**Task instructions**:
Omit every picture while repeating the entries exactly.

Records from a collection of figures

--- BEGIN ---

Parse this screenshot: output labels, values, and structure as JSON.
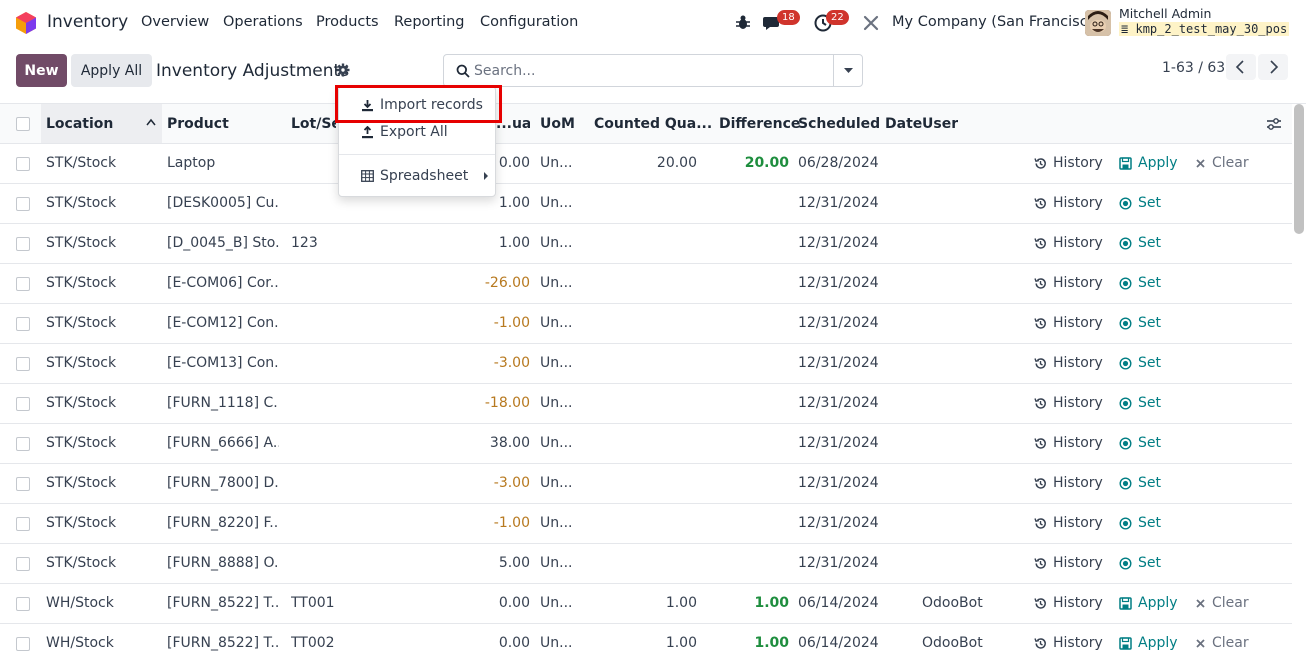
{
  "navbar": {
    "app_name": "Inventory",
    "menu": [
      "Overview",
      "Operations",
      "Products",
      "Reporting",
      "Configuration"
    ],
    "messages_count": "18",
    "activities_count": "22",
    "company": "My Company (San Francisco)",
    "user_name": "Mitchell Admin",
    "db_name": "kmp_2_test_may_30_pos"
  },
  "control": {
    "new_label": "New",
    "apply_all_label": "Apply All",
    "title": "Inventory Adjustments",
    "search_placeholder": "Search...",
    "pager": "1-63 / 63"
  },
  "dropdown": {
    "import": "Import records",
    "export": "Export All",
    "spreadsheet": "Spreadsheet"
  },
  "table": {
    "headers": {
      "location": "Location",
      "product": "Product",
      "lot": "Lot/Ser",
      "onhand": "...ua...",
      "uom": "UoM",
      "counted": "Counted Qua...",
      "difference": "Difference",
      "date": "Scheduled Date",
      "user": "User"
    },
    "rows": [
      {
        "location": "STK/Stock",
        "product": "Laptop",
        "lot": "",
        "qty": "0.00",
        "qtype": "normal",
        "uom": "Un...",
        "counted": "20.00",
        "diff": "20.00",
        "date": "06/28/2024",
        "user": "",
        "mode": "apply"
      },
      {
        "location": "STK/Stock",
        "product": "[DESK0005] Cu...",
        "lot": "",
        "qty": "1.00",
        "qtype": "normal",
        "uom": "Un...",
        "counted": "",
        "diff": "",
        "date": "12/31/2024",
        "user": "",
        "mode": "set"
      },
      {
        "location": "STK/Stock",
        "product": "[D_0045_B] Sto...",
        "lot": "123",
        "qty": "1.00",
        "qtype": "normal",
        "uom": "Un...",
        "counted": "",
        "diff": "",
        "date": "12/31/2024",
        "user": "",
        "mode": "set"
      },
      {
        "location": "STK/Stock",
        "product": "[E-COM06] Cor...",
        "lot": "",
        "qty": "-26.00",
        "qtype": "neg",
        "uom": "Un...",
        "counted": "",
        "diff": "",
        "date": "12/31/2024",
        "user": "",
        "mode": "set"
      },
      {
        "location": "STK/Stock",
        "product": "[E-COM12] Con...",
        "lot": "",
        "qty": "-1.00",
        "qtype": "neg",
        "uom": "Un...",
        "counted": "",
        "diff": "",
        "date": "12/31/2024",
        "user": "",
        "mode": "set"
      },
      {
        "location": "STK/Stock",
        "product": "[E-COM13] Con...",
        "lot": "",
        "qty": "-3.00",
        "qtype": "neg",
        "uom": "Un...",
        "counted": "",
        "diff": "",
        "date": "12/31/2024",
        "user": "",
        "mode": "set"
      },
      {
        "location": "STK/Stock",
        "product": "[FURN_1118] C...",
        "lot": "",
        "qty": "-18.00",
        "qtype": "neg",
        "uom": "Un...",
        "counted": "",
        "diff": "",
        "date": "12/31/2024",
        "user": "",
        "mode": "set"
      },
      {
        "location": "STK/Stock",
        "product": "[FURN_6666] A...",
        "lot": "",
        "qty": "38.00",
        "qtype": "normal",
        "uom": "Un...",
        "counted": "",
        "diff": "",
        "date": "12/31/2024",
        "user": "",
        "mode": "set"
      },
      {
        "location": "STK/Stock",
        "product": "[FURN_7800] D...",
        "lot": "",
        "qty": "-3.00",
        "qtype": "neg",
        "uom": "Un...",
        "counted": "",
        "diff": "",
        "date": "12/31/2024",
        "user": "",
        "mode": "set"
      },
      {
        "location": "STK/Stock",
        "product": "[FURN_8220] F...",
        "lot": "",
        "qty": "-1.00",
        "qtype": "neg",
        "uom": "Un...",
        "counted": "",
        "diff": "",
        "date": "12/31/2024",
        "user": "",
        "mode": "set"
      },
      {
        "location": "STK/Stock",
        "product": "[FURN_8888] O...",
        "lot": "",
        "qty": "5.00",
        "qtype": "normal",
        "uom": "Un...",
        "counted": "",
        "diff": "",
        "date": "12/31/2024",
        "user": "",
        "mode": "set"
      },
      {
        "location": "WH/Stock",
        "product": "[FURN_8522] T...",
        "lot": "TT001",
        "qty": "0.00",
        "qtype": "normal",
        "uom": "Un...",
        "counted": "1.00",
        "diff": "1.00",
        "date": "06/14/2024",
        "user": "OdooBot",
        "mode": "apply"
      },
      {
        "location": "WH/Stock",
        "product": "[FURN_8522] T...",
        "lot": "TT002",
        "qty": "0.00",
        "qtype": "normal",
        "uom": "Un...",
        "counted": "1.00",
        "diff": "1.00",
        "date": "06/14/2024",
        "user": "OdooBot",
        "mode": "apply"
      }
    ],
    "actions": {
      "history": "History",
      "apply": "Apply",
      "clear": "Clear",
      "set": "Set"
    }
  },
  "colors": {
    "brand": "#714b67",
    "teal": "#017e84",
    "highlight": "#e60000"
  }
}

--- END ---

**Solved problem**:
Parse this screenshot: output labels, values, and structure as JSON.
{
  "navbar": {
    "app_name": "Inventory",
    "menu": [
      "Overview",
      "Operations",
      "Products",
      "Reporting",
      "Configuration"
    ],
    "messages_count": "18",
    "activities_count": "22",
    "company": "My Company (San Francisco)",
    "user_name": "Mitchell Admin",
    "db_name": "kmp_2_test_may_30_pos"
  },
  "control": {
    "new_label": "New",
    "apply_all_label": "Apply All",
    "title": "Inventory Adjustments",
    "search_placeholder": "Search...",
    "pager": "1-63 / 63"
  },
  "dropdown": {
    "import": "Import records",
    "export": "Export All",
    "spreadsheet": "Spreadsheet"
  },
  "table": {
    "headers": {
      "location": "Location",
      "product": "Product",
      "lot": "Lot/Ser",
      "onhand": "...ua...",
      "uom": "UoM",
      "counted": "Counted Qua...",
      "difference": "Difference",
      "date": "Scheduled Date",
      "user": "User"
    },
    "rows": [
      {
        "location": "STK/Stock",
        "product": "Laptop",
        "lot": "",
        "qty": "0.00",
        "qtype": "normal",
        "uom": "Un...",
        "counted": "20.00",
        "diff": "20.00",
        "date": "06/28/2024",
        "user": "",
        "mode": "apply"
      },
      {
        "location": "STK/Stock",
        "product": "[DESK0005] Cu...",
        "lot": "",
        "qty": "1.00",
        "qtype": "normal",
        "uom": "Un...",
        "counted": "",
        "diff": "",
        "date": "12/31/2024",
        "user": "",
        "mode": "set"
      },
      {
        "location": "STK/Stock",
        "product": "[D_0045_B] Sto...",
        "lot": "123",
        "qty": "1.00",
        "qtype": "normal",
        "uom": "Un...",
        "counted": "",
        "diff": "",
        "date": "12/31/2024",
        "user": "",
        "mode": "set"
      },
      {
        "location": "STK/Stock",
        "product": "[E-COM06] Cor...",
        "lot": "",
        "qty": "-26.00",
        "qtype": "neg",
        "uom": "Un...",
        "counted": "",
        "diff": "",
        "date": "12/31/2024",
        "user": "",
        "mode": "set"
      },
      {
        "location": "STK/Stock",
        "product": "[E-COM12] Con...",
        "lot": "",
        "qty": "-1.00",
        "qtype": "neg",
        "uom": "Un...",
        "counted": "",
        "diff": "",
        "date": "12/31/2024",
        "user": "",
        "mode": "set"
      },
      {
        "location": "STK/Stock",
        "product": "[E-COM13] Con...",
        "lot": "",
        "qty": "-3.00",
        "qtype": "neg",
        "uom": "Un...",
        "counted": "",
        "diff": "",
        "date": "12/31/2024",
        "user": "",
        "mode": "set"
      },
      {
        "location": "STK/Stock",
        "product": "[FURN_1118] C...",
        "lot": "",
        "qty": "-18.00",
        "qtype": "neg",
        "uom": "Un...",
        "counted": "",
        "diff": "",
        "date": "12/31/2024",
        "user": "",
        "mode": "set"
      },
      {
        "location": "STK/Stock",
        "product": "[FURN_6666] A...",
        "lot": "",
        "qty": "38.00",
        "qtype": "normal",
        "uom": "Un...",
        "counted": "",
        "diff": "",
        "date": "12/31/2024",
        "user": "",
        "mode": "set"
      },
      {
        "location": "STK/Stock",
        "product": "[FURN_7800] D...",
        "lot": "",
        "qty": "-3.00",
        "qtype": "neg",
        "uom": "Un...",
        "counted": "",
        "diff": "",
        "date": "12/31/2024",
        "user": "",
        "mode": "set"
      },
      {
        "location": "STK/Stock",
        "product": "[FURN_8220] F...",
        "lot": "",
        "qty": "-1.00",
        "qtype": "neg",
        "uom": "Un...",
        "counted": "",
        "diff": "",
        "date": "12/31/2024",
        "user": "",
        "mode": "set"
      },
      {
        "location": "STK/Stock",
        "product": "[FURN_8888] O...",
        "lot": "",
        "qty": "5.00",
        "qtype": "normal",
        "uom": "Un...",
        "counted": "",
        "diff": "",
        "date": "12/31/2024",
        "user": "",
        "mode": "set"
      },
      {
        "location": "WH/Stock",
        "product": "[FURN_8522] T...",
        "lot": "TT001",
        "qty": "0.00",
        "qtype": "normal",
        "uom": "Un...",
        "counted": "1.00",
        "diff": "1.00",
        "date": "06/14/2024",
        "user": "OdooBot",
        "mode": "apply"
      },
      {
        "location": "WH/Stock",
        "product": "[FURN_8522] T...",
        "lot": "TT002",
        "qty": "0.00",
        "qtype": "normal",
        "uom": "Un...",
        "counted": "1.00",
        "diff": "1.00",
        "date": "06/14/2024",
        "user": "OdooBot",
        "mode": "apply"
      }
    ],
    "actions": {
      "history": "History",
      "apply": "Apply",
      "clear": "Clear",
      "set": "Set"
    }
  },
  "colors": {
    "brand": "#714b67",
    "teal": "#017e84",
    "highlight": "#e60000"
  }
}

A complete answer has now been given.